Find the lines with "Lodge" in them and copy them out.

• • • •

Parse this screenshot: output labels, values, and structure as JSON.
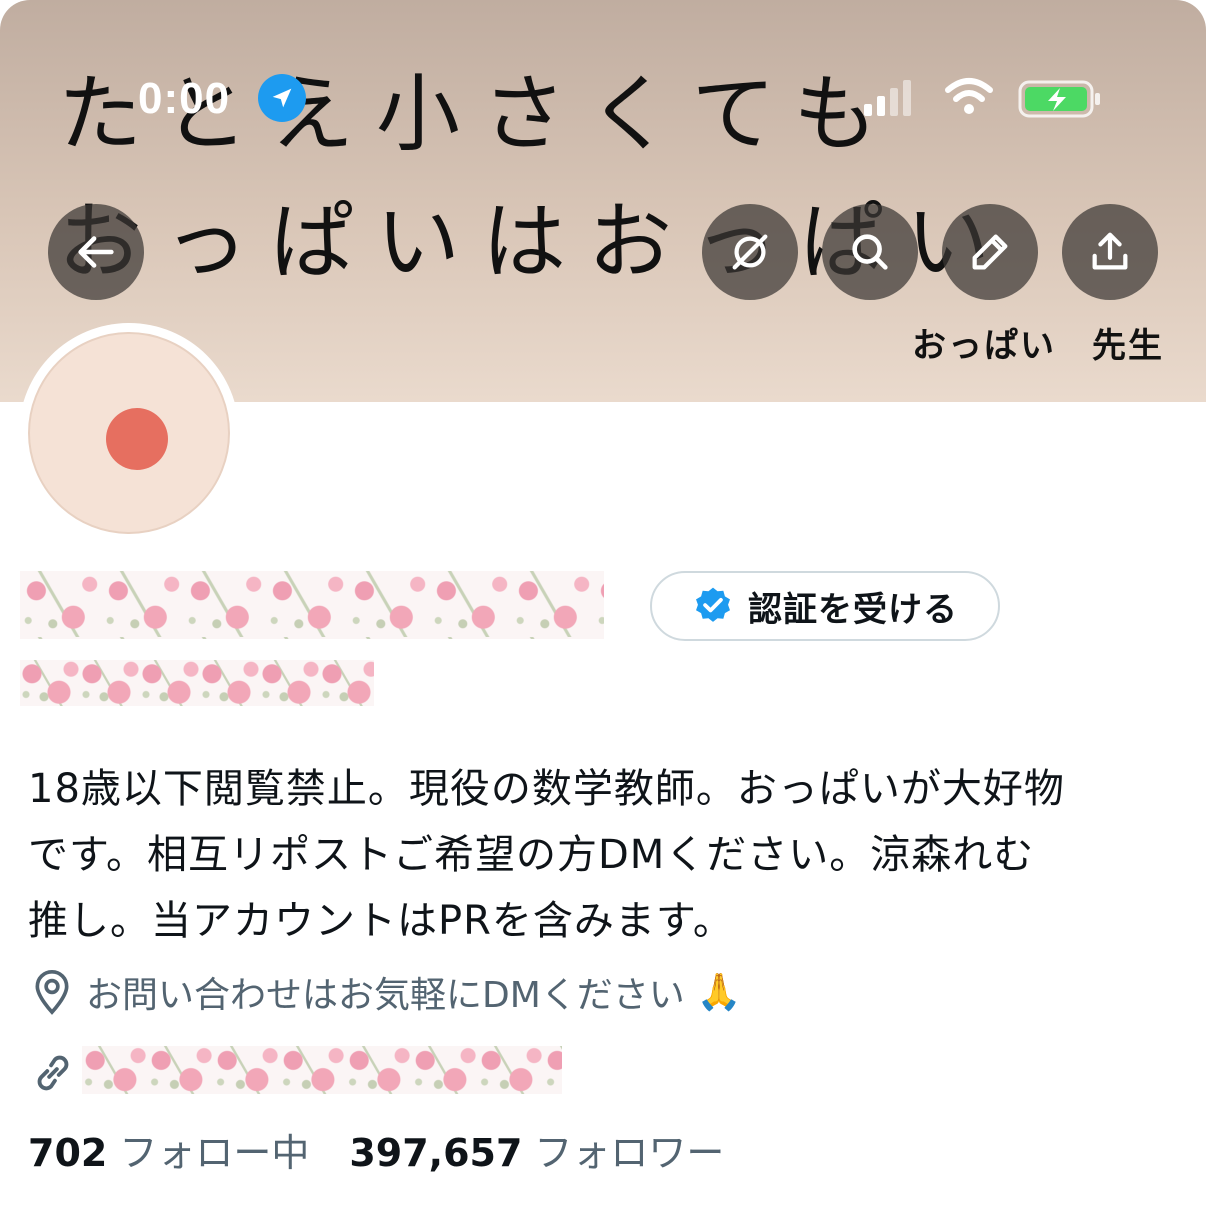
{
  "status_bar": {
    "time": "0:00"
  },
  "banner": {
    "line1": "たとえ小さくても",
    "line2": "おっぱいはおっぱい",
    "caption": "おっぱい　先生"
  },
  "header_buttons": {
    "back_icon": "arrow-left-icon",
    "grok_icon": "grok-icon",
    "search_icon": "search-icon",
    "edit_icon": "pencil-icon",
    "share_icon": "share-icon"
  },
  "profile": {
    "verify_button_label": "認証を受ける",
    "bio_lines": [
      "18歳以下閲覧禁止。現役の数学教師。おっぱいが大好物",
      "です。相互リポストご希望の方DMください。涼森れむ",
      "推し。当アカウントはPRを含みます。"
    ],
    "location": "お問い合わせはお気軽にDMください",
    "location_emoji": "🙏",
    "following_count": "702",
    "following_label": "フォロー中",
    "followers_count": "397,657",
    "followers_label": "フォロワー"
  },
  "colors": {
    "accent_blue": "#1d9bf0",
    "avatar_dot": "#e66f60",
    "muted_text": "#536471"
  }
}
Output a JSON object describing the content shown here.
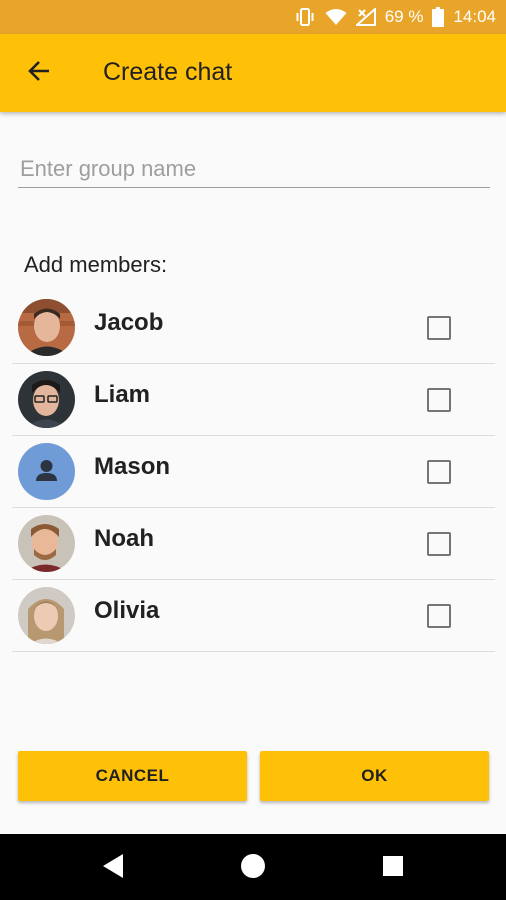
{
  "status_bar": {
    "battery_percent": "69 %",
    "time": "14:04",
    "icons": [
      "vibrate-icon",
      "wifi-icon",
      "signal-icon",
      "battery-icon"
    ]
  },
  "app_bar": {
    "title": "Create chat",
    "back_icon": "arrow-back-icon"
  },
  "form": {
    "group_name_placeholder": "Enter group name",
    "group_name_value": ""
  },
  "members_label": "Add members:",
  "members": [
    {
      "name": "Jacob",
      "checked": false
    },
    {
      "name": "Liam",
      "checked": false
    },
    {
      "name": "Mason",
      "checked": false
    },
    {
      "name": "Noah",
      "checked": false
    },
    {
      "name": "Olivia",
      "checked": false
    }
  ],
  "buttons": {
    "cancel_label": "CANCEL",
    "ok_label": "OK"
  },
  "colors": {
    "status_bar": "#e9a52a",
    "app_bar": "#ffc107",
    "accent": "#ffc107",
    "placeholder_avatar": "#6f9bd6"
  },
  "nav_bar": {
    "icons": [
      "back-triangle-icon",
      "home-circle-icon",
      "recents-square-icon"
    ]
  }
}
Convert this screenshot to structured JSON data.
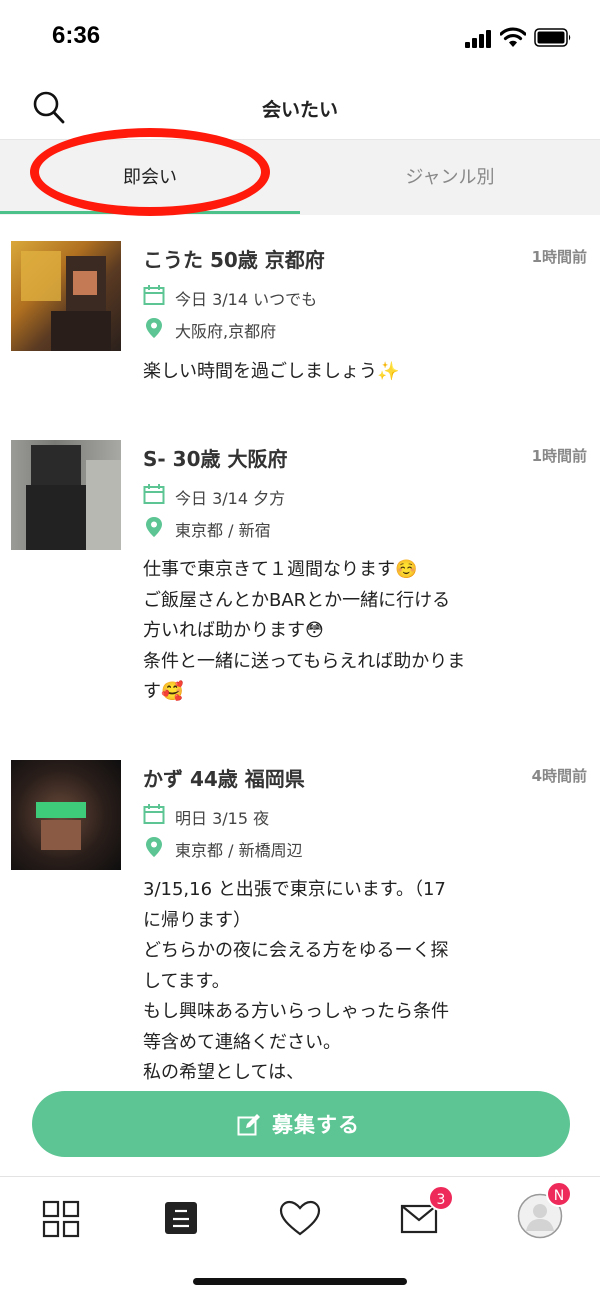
{
  "status_bar": {
    "time": "6:36"
  },
  "header": {
    "title": "会いたい"
  },
  "tabs": [
    {
      "label": "即会い",
      "active": true
    },
    {
      "label": "ジャンル別",
      "active": false
    }
  ],
  "posts": [
    {
      "name": "こうた 50歳 京都府",
      "time_ago": "1時間前",
      "date": "今日 3/14 いつでも",
      "location": "大阪府,京都府",
      "body": "楽しい時間を過ごしましょう✨"
    },
    {
      "name": "S- 30歳 大阪府",
      "time_ago": "1時間前",
      "date": "今日 3/14 夕方",
      "location": "東京都 / 新宿",
      "body": "仕事で東京きて１週間なります☺️\nご飯屋さんとかBARとか一緒に行ける\n方いれば助かります😳\n条件と一緒に送ってもらえれば助かりま\nす🥰"
    },
    {
      "name": "かず 44歳 福岡県",
      "time_ago": "4時間前",
      "date": "明日 3/15 夜",
      "location": "東京都 / 新橋周辺",
      "body": "3/15,16 と出張で東京にいます。（17\nに帰ります）\nどちらかの夜に会える方をゆるーく探\nしてます。\nもし興味ある方いらっしゃったら条件\n等含めて連絡ください。\n私の希望としては、"
    }
  ],
  "recruit_button": {
    "label": "募集する"
  },
  "bottom_nav": {
    "messages_badge": "3",
    "profile_badge": "N"
  },
  "colors": {
    "accent": "#5cc593",
    "highlight": "#ff1a0c",
    "badge": "#ee2a5a"
  }
}
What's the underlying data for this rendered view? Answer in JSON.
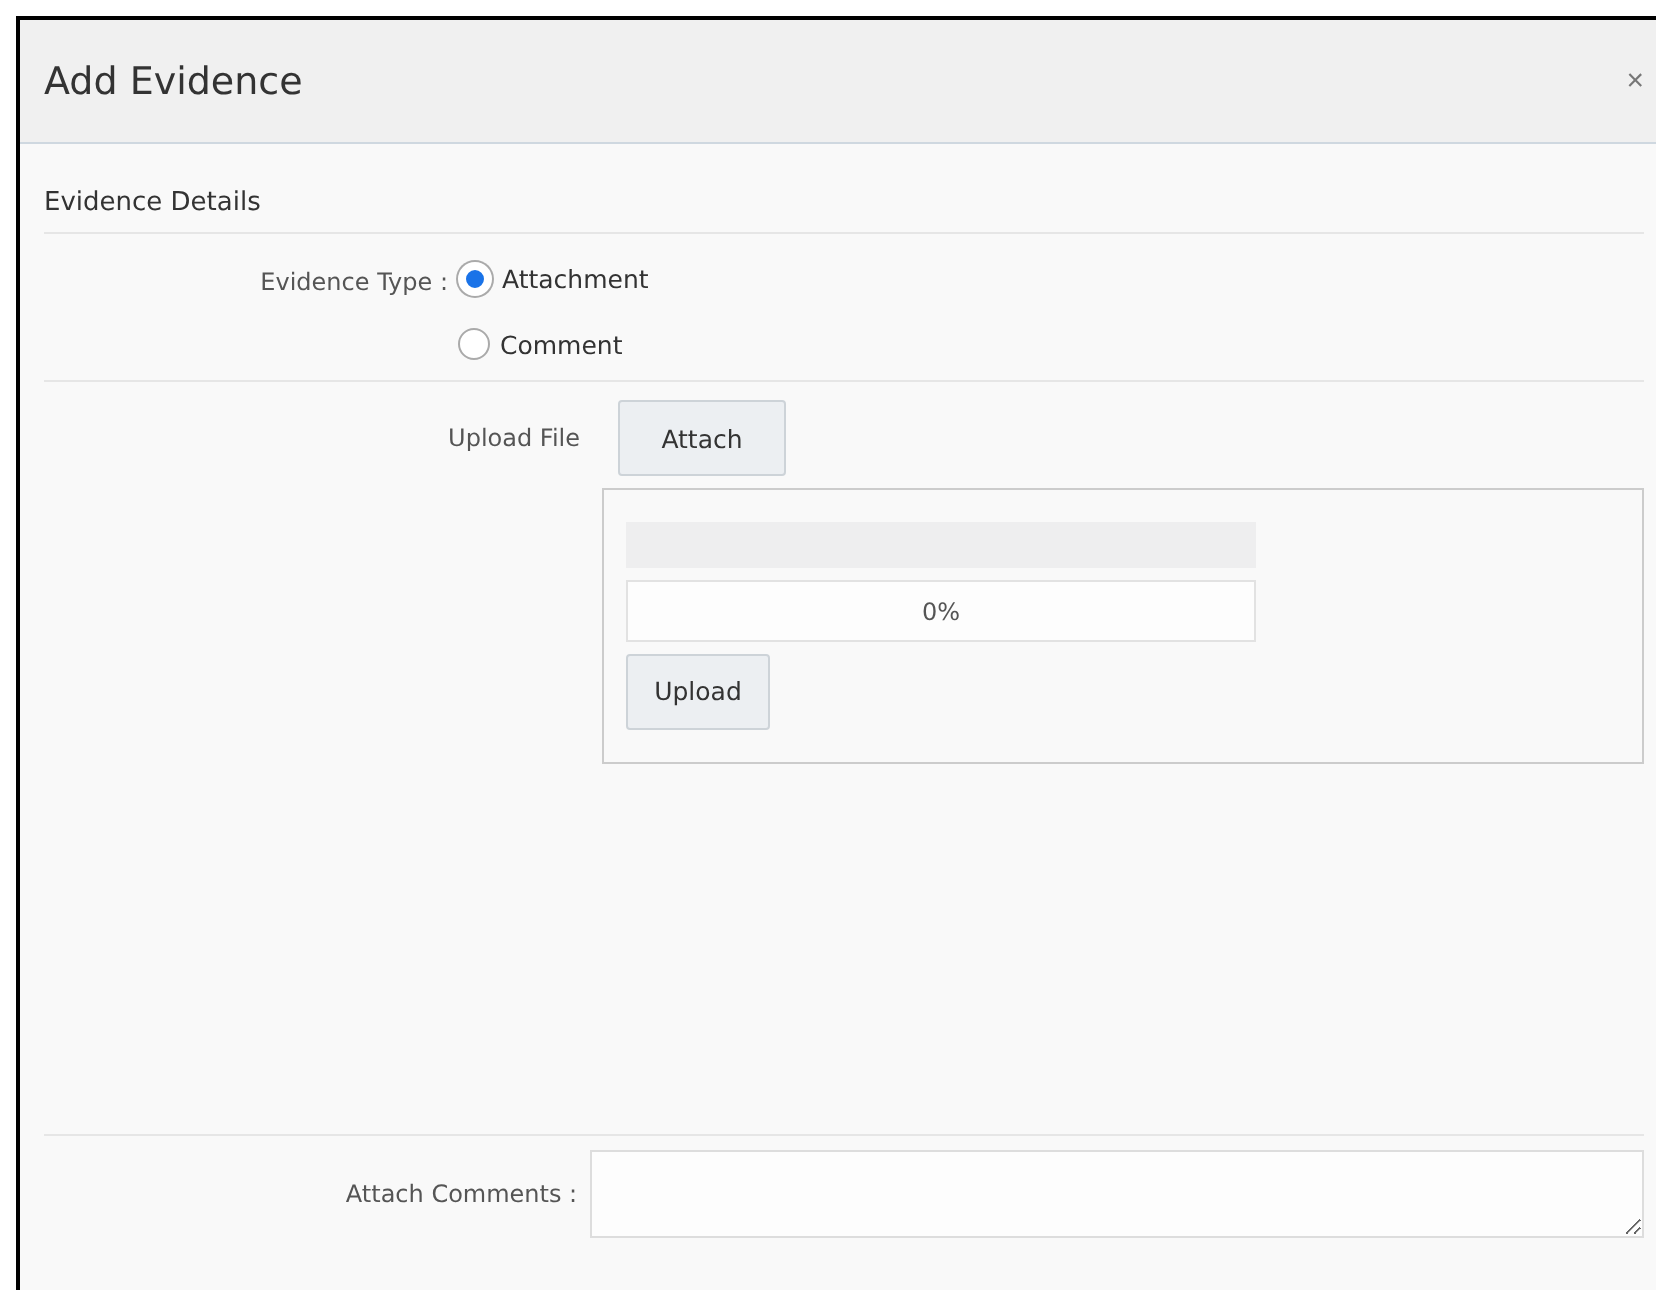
{
  "window": {
    "title": "Add Evidence",
    "close": "×"
  },
  "section": {
    "title": "Evidence Details"
  },
  "evidence_type": {
    "label": "Evidence Type :",
    "options": [
      {
        "label": "Attachment",
        "selected": true
      },
      {
        "label": "Comment",
        "selected": false
      }
    ]
  },
  "upload_file": {
    "label": "Upload File",
    "attach_button": "Attach",
    "progress": {
      "level": 0,
      "reading": "0%"
    },
    "upload_button": "Upload"
  },
  "attach_comments": {
    "label": "Attach Comments :"
  }
}
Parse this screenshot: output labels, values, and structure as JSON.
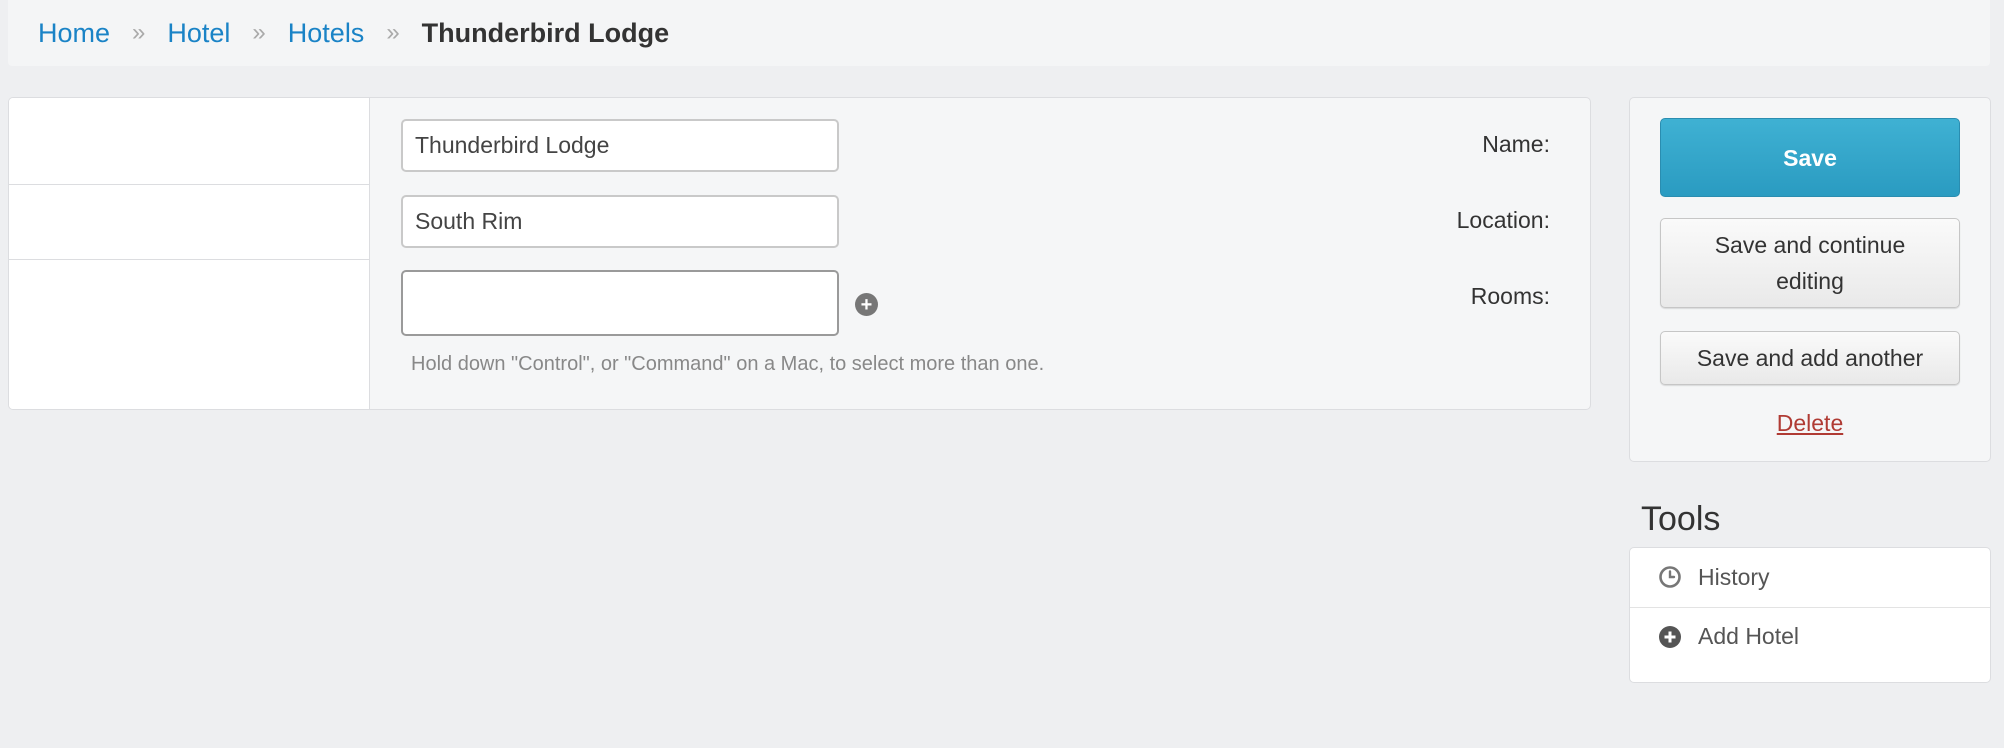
{
  "breadcrumb": {
    "items": [
      {
        "label": "Home"
      },
      {
        "label": "Hotel"
      },
      {
        "label": "Hotels"
      }
    ],
    "separator": "»",
    "current": "Thunderbird Lodge"
  },
  "form": {
    "name": {
      "label": "Name:",
      "value": "Thunderbird Lodge"
    },
    "location": {
      "label": "Location:",
      "value": "South Rim"
    },
    "rooms": {
      "label": "Rooms:",
      "value": "",
      "help": "Hold down \"Control\", or \"Command\" on a Mac, to select more than one."
    }
  },
  "submit": {
    "save": "Save",
    "save_continue": "Save and continue editing",
    "save_add": "Save and add another",
    "delete": "Delete"
  },
  "tools": {
    "title": "Tools",
    "items": [
      {
        "label": "History",
        "icon": "clock-icon"
      },
      {
        "label": "Add Hotel",
        "icon": "plus-circle-icon"
      }
    ]
  },
  "colors": {
    "link": "#1a83c6",
    "primary_button": "#2a9bc1",
    "delete": "#b03b34",
    "background": "#eeeff1"
  }
}
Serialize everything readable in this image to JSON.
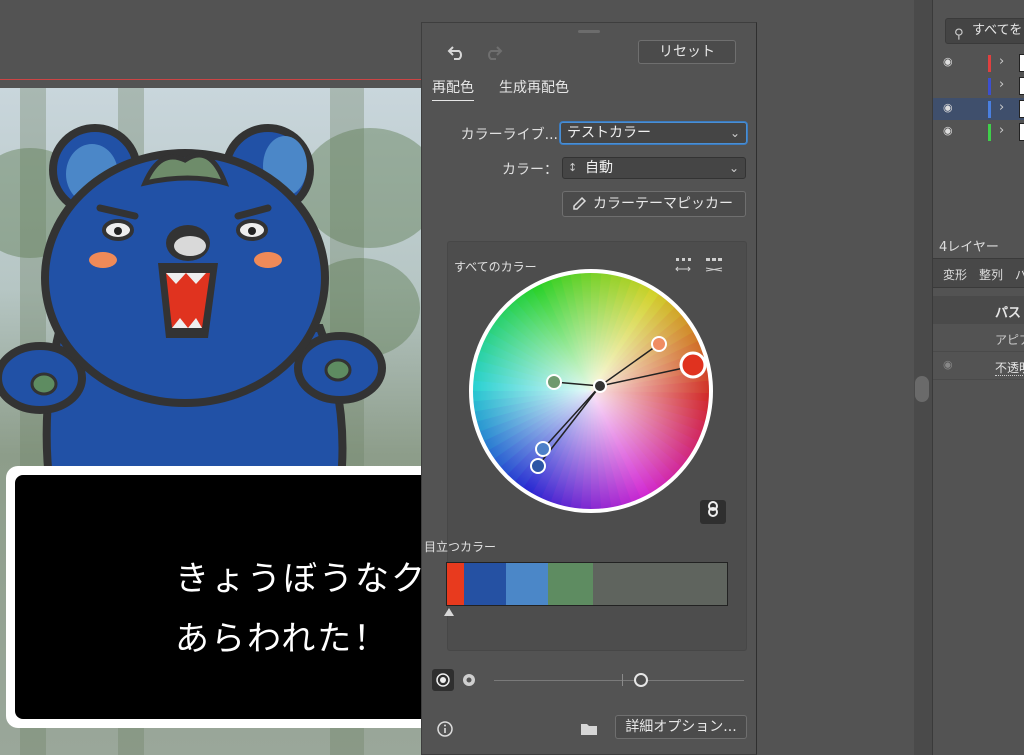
{
  "canvas": {
    "dialog_line1": "きょうぼうなクマ",
    "dialog_line2": "あらわれた！"
  },
  "panel": {
    "undo_icon": "undo-icon",
    "redo_icon": "redo-icon",
    "reset_label": "リセット",
    "tabs": [
      {
        "label": "再配色"
      },
      {
        "label": "生成再配色"
      }
    ],
    "library_label": "カラーライブ...",
    "library_value": "テストカラー",
    "color_label": "カラー：",
    "color_value": "自動",
    "picker_label": "カラーテーマピッカー",
    "wheel_title": "すべてのカラー",
    "prominent_title": "目立つカラー",
    "prominent_colors": [
      "#e83a1e",
      "#2551a3",
      "#4b87c8",
      "#5e8c61",
      "#5f645e"
    ],
    "prominent_weights": [
      0.06,
      0.15,
      0.15,
      0.16,
      0.48
    ],
    "details_label": "詳細オプション...",
    "slider_value": 0.6
  },
  "layers": {
    "search_placeholder": "すべてを",
    "rows": [
      {
        "color": "#e0403f",
        "selected": false,
        "visible": true
      },
      {
        "color": "#3b4fd0",
        "selected": false,
        "visible": false
      },
      {
        "color": "#4a7fe0",
        "selected": true,
        "visible": true
      },
      {
        "color": "#3fcf4a",
        "selected": false,
        "visible": true
      }
    ],
    "count_label": "4レイヤー",
    "tabs": [
      "変形",
      "整列",
      "パ"
    ],
    "props_title": "パス",
    "props_appearance": "アピア",
    "props_opacity": "不透明"
  }
}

• • • •

> ANSWER TO THIS EXERCISE
    "current": "Thunderbird Lodge"
      "value": "Thunderbird Lodge"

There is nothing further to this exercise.